# [Records supplied]
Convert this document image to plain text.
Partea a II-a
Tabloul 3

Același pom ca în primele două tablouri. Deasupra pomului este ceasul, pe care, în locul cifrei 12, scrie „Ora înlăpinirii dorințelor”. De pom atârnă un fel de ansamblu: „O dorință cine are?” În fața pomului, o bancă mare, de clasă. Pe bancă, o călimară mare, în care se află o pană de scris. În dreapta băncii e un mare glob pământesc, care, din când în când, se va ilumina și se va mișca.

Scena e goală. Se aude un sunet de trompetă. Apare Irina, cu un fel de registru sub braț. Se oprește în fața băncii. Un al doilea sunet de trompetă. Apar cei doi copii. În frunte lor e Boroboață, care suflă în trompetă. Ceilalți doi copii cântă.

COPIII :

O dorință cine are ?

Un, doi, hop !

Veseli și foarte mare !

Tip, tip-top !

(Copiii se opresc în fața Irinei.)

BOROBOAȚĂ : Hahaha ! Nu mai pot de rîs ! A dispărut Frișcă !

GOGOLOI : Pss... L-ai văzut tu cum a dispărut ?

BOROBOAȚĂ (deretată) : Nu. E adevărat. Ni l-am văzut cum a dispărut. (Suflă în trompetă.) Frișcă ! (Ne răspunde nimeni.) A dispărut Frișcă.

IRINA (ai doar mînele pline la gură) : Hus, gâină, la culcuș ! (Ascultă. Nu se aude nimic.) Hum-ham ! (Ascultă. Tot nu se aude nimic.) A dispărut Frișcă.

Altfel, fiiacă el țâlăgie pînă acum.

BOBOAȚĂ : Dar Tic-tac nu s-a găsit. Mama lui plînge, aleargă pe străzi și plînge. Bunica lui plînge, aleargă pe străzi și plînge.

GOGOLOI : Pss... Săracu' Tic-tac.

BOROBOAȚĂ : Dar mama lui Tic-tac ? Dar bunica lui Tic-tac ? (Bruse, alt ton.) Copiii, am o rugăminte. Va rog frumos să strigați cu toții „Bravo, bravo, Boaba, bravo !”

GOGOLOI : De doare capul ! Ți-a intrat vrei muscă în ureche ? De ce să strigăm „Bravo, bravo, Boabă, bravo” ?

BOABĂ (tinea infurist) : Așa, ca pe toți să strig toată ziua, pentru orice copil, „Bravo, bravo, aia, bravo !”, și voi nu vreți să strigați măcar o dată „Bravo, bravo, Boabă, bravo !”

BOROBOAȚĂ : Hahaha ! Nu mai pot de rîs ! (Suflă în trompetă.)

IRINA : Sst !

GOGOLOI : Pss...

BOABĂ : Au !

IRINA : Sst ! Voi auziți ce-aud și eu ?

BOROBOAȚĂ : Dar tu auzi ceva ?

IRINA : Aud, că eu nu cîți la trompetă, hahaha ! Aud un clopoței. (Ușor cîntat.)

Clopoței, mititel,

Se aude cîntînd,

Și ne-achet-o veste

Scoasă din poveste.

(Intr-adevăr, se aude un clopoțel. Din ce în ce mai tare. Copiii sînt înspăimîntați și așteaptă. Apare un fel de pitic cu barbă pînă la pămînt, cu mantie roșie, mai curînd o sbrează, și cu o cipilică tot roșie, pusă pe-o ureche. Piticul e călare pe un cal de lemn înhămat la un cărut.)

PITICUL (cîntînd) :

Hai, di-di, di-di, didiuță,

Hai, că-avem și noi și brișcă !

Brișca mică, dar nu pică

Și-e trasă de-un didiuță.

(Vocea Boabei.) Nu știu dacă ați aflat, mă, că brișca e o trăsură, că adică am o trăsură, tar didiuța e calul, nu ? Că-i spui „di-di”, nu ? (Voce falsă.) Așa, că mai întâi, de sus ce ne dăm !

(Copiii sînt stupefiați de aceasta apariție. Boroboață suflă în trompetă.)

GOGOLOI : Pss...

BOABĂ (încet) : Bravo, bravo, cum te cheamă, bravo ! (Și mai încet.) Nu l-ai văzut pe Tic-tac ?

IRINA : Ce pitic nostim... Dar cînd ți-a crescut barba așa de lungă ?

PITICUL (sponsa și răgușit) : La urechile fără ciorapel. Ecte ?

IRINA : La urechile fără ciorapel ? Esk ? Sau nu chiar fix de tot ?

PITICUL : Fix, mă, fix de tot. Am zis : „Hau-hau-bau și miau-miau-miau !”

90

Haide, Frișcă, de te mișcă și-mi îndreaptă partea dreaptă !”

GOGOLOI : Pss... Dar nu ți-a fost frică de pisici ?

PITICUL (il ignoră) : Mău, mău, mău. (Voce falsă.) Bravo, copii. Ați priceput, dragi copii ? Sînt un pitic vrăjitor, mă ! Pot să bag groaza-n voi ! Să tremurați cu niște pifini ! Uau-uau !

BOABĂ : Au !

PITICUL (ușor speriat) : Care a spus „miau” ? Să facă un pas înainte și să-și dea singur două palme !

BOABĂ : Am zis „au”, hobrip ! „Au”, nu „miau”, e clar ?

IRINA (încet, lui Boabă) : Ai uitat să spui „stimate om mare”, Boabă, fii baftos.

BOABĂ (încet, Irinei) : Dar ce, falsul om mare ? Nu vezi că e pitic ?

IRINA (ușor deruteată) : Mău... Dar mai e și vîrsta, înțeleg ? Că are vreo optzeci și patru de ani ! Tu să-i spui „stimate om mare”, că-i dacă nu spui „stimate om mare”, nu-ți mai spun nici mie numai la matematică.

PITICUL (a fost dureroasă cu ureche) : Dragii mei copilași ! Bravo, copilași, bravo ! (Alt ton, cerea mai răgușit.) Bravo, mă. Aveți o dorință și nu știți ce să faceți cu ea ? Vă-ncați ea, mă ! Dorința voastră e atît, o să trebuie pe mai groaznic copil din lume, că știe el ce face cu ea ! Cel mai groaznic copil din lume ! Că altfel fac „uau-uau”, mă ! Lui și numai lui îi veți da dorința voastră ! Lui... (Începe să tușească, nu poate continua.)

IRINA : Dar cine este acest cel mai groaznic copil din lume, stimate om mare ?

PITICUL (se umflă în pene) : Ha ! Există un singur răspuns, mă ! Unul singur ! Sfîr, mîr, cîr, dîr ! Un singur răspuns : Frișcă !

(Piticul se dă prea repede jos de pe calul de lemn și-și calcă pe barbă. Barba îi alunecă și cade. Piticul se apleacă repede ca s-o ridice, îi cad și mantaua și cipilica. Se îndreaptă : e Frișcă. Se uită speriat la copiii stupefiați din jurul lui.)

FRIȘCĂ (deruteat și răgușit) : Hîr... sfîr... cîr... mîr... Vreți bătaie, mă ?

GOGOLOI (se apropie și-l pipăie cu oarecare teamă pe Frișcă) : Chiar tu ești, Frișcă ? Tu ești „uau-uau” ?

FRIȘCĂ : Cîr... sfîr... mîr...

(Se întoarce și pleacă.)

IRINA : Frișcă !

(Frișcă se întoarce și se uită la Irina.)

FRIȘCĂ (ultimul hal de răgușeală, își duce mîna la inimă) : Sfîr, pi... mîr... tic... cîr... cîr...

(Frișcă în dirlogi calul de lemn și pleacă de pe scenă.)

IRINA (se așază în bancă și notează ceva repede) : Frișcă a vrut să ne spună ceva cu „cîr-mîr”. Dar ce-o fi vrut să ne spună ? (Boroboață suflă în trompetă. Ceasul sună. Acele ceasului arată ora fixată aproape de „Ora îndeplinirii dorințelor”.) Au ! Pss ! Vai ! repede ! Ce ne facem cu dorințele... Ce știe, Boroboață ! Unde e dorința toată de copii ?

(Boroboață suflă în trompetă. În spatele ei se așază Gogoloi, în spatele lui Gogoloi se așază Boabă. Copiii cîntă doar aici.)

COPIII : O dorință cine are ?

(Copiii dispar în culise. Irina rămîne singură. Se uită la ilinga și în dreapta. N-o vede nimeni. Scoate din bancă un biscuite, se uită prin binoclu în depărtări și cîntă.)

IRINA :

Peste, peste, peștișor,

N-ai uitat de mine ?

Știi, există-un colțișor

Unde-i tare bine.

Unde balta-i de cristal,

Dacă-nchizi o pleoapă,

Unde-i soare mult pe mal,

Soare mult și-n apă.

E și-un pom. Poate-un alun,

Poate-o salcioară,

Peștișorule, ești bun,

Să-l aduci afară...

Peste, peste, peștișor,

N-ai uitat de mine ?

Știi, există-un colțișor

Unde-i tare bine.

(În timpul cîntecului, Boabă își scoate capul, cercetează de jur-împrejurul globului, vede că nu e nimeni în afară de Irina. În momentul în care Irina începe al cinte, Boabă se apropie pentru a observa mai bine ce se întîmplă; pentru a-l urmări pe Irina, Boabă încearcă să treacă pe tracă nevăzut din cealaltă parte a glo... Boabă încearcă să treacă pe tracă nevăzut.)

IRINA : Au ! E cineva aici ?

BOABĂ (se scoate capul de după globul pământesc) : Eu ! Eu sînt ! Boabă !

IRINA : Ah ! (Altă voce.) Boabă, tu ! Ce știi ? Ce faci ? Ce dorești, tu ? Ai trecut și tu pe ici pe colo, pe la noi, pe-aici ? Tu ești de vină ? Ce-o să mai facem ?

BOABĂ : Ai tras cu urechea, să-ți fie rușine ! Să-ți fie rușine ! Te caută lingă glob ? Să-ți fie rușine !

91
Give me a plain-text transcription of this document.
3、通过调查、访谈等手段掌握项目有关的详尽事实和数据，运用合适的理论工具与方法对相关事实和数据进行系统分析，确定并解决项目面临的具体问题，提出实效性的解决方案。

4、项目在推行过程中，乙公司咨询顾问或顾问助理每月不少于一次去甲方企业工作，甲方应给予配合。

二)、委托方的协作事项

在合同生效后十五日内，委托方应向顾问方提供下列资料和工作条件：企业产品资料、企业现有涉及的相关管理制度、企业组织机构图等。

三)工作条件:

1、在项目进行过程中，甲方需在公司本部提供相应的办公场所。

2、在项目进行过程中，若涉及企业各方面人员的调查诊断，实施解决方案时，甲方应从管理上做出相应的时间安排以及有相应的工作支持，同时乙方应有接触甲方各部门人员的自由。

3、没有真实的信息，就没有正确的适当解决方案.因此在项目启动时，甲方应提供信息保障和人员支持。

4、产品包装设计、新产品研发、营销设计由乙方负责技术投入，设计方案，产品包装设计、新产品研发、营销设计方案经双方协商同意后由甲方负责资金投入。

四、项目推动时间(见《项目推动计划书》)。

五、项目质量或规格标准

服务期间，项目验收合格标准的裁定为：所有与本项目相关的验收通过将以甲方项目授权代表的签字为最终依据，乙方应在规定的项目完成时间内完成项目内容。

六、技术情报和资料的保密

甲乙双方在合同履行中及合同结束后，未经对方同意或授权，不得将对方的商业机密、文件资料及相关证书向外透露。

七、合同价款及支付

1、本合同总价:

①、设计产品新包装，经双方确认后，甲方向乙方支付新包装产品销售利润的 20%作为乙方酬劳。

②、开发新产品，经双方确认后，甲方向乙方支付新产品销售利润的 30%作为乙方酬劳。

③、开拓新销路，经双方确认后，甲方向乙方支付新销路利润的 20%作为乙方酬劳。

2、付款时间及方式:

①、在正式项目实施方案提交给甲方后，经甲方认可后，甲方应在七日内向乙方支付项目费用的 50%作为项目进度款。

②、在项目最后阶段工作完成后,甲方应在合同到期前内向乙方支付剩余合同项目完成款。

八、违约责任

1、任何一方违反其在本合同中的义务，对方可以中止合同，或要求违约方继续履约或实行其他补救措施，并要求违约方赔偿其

# [What you have to do]
Copy all lines from the material that contain "fără".

# [Task solution]
PITICUL (sponsa și răgușit) : La urechile fără ciorapel. Ecte ?
IRINA : La urechile fără ciorapel ? Esk ? Sau nu chiar fix de tot ?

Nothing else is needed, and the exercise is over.